## START Exercise inputs

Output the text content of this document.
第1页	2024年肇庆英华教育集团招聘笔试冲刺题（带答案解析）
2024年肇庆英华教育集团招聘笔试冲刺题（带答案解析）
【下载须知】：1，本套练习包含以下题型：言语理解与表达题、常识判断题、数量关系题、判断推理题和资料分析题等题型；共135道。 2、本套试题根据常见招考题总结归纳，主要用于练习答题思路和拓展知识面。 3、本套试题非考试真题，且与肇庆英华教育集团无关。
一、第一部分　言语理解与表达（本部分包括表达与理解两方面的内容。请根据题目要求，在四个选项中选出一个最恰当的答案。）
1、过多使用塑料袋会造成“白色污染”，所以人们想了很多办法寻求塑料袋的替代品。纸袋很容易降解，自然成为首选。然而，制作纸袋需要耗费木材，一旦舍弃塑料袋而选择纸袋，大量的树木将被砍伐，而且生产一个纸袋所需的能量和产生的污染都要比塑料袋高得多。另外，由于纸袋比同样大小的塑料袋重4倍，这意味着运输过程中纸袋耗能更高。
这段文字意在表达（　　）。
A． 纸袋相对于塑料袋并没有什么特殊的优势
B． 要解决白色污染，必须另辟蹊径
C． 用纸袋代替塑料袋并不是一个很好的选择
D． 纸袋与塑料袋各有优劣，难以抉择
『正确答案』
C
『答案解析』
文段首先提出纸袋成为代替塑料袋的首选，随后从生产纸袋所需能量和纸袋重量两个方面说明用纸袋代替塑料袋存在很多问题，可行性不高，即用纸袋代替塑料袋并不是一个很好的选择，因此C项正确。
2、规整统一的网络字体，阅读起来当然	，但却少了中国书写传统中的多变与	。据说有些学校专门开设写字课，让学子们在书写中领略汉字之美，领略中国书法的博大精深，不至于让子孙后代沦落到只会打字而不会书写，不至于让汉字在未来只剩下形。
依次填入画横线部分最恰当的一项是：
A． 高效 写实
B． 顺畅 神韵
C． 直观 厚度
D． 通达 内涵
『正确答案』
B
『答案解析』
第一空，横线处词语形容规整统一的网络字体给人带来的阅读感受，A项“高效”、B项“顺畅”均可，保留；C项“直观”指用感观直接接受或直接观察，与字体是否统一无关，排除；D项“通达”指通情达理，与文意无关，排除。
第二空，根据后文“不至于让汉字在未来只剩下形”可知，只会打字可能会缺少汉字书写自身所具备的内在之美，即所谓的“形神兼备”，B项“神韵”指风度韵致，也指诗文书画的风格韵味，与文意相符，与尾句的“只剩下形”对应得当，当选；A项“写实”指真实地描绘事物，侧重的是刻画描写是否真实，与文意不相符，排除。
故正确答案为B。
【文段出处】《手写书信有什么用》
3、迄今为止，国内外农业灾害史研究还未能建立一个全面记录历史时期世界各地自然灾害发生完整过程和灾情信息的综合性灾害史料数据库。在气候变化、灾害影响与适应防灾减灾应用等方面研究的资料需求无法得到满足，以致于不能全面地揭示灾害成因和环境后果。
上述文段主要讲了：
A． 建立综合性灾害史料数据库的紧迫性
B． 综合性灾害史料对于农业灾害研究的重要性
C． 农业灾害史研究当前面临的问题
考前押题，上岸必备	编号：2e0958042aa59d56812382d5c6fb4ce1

## END Exercise inputs

### Requirements
Transcribe every entry exactly.

### Final result
Output the text content of this document.
第1页	2024年肇庆英华教育集团招聘笔试冲刺题（带答案解析）
2024年肇庆英华教育集团招聘笔试冲刺题（带答案解析）
【下载须知】：1，本套练习包含以下题型：言语理解与表达题、常识判断题、数量关系题、判断推理题和资料分析题等题型；共135道。 2、本套试题根据常见招考题总结归纳，主要用于练习答题思路和拓展知识面。 3、本套试题非考试真题，且与肇庆英华教育集团无关。
一、第一部分　言语理解与表达（本部分包括表达与理解两方面的内容。请根据题目要求，在四个选项中选出一个最恰当的答案。）
1、过多使用塑料袋会造成“白色污染”，所以人们想了很多办法寻求塑料袋的替代品。纸袋很容易降解，自然成为首选。然而，制作纸袋需要耗费木材，一旦舍弃塑料袋而选择纸袋，大量的树木将被砍伐，而且生产一个纸袋所需的能量和产生的污染都要比塑料袋高得多。另外，由于纸袋比同样大小的塑料袋重4倍，这意味着运输过程中纸袋耗能更高。
这段文字意在表达（　　）。
A． 纸袋相对于塑料袋并没有什么特殊的优势
B． 要解决白色污染，必须另辟蹊径
C． 用纸袋代替塑料袋并不是一个很好的选择
D． 纸袋与塑料袋各有优劣，难以抉择
『正确答案』
C
『答案解析』
文段首先提出纸袋成为代替塑料袋的首选，随后从生产纸袋所需能量和纸袋重量两个方面说明用纸袋代替塑料袋存在很多问题，可行性不高，即用纸袋代替塑料袋并不是一个很好的选择，因此C项正确。
2、规整统一的网络字体，阅读起来当然	，但却少了中国书写传统中的多变与	。据说有些学校专门开设写字课，让学子们在书写中领略汉字之美，领略中国书法的博大精深，不至于让子孙后代沦落到只会打字而不会书写，不至于让汉字在未来只剩下形。
依次填入画横线部分最恰当的一项是：
A． 高效 写实
B． 顺畅 神韵
C． 直观 厚度
D． 通达 内涵
『正确答案』
B
『答案解析』
第一空，横线处词语形容规整统一的网络字体给人带来的阅读感受，A项“高效”、B项“顺畅”均可，保留；C项“直观”指用感观直接接受或直接观察，与字体是否统一无关，排除；D项“通达”指通情达理，与文意无关，排除。
第二空，根据后文“不至于让汉字在未来只剩下形”可知，只会打字可能会缺少汉字书写自身所具备的内在之美，即所谓的“形神兼备”，B项“神韵”指风度韵致，也指诗文书画的风格韵味，与文意相符，与尾句的“只剩下形”对应得当，当选；A项“写实”指真实地描绘事物，侧重的是刻画描写是否真实，与文意不相符，排除。
故正确答案为B。
【文段出处】《手写书信有什么用》
3、迄今为止，国内外农业灾害史研究还未能建立一个全面记录历史时期世界各地自然灾害发生完整过程和灾情信息的综合性灾害史料数据库。在气候变化、灾害影响与适应防灾减灾应用等方面研究的资料需求无法得到满足，以致于不能全面地揭示灾害成因和环境后果。
上述文段主要讲了：
A． 建立综合性灾害史料数据库的紧迫性
B． 综合性灾害史料对于农业灾害研究的重要性
C． 农业灾害史研究当前面临的问题
考前押题，上岸必备	编号：2e0958042aa59d56812382d5c6fb4ce1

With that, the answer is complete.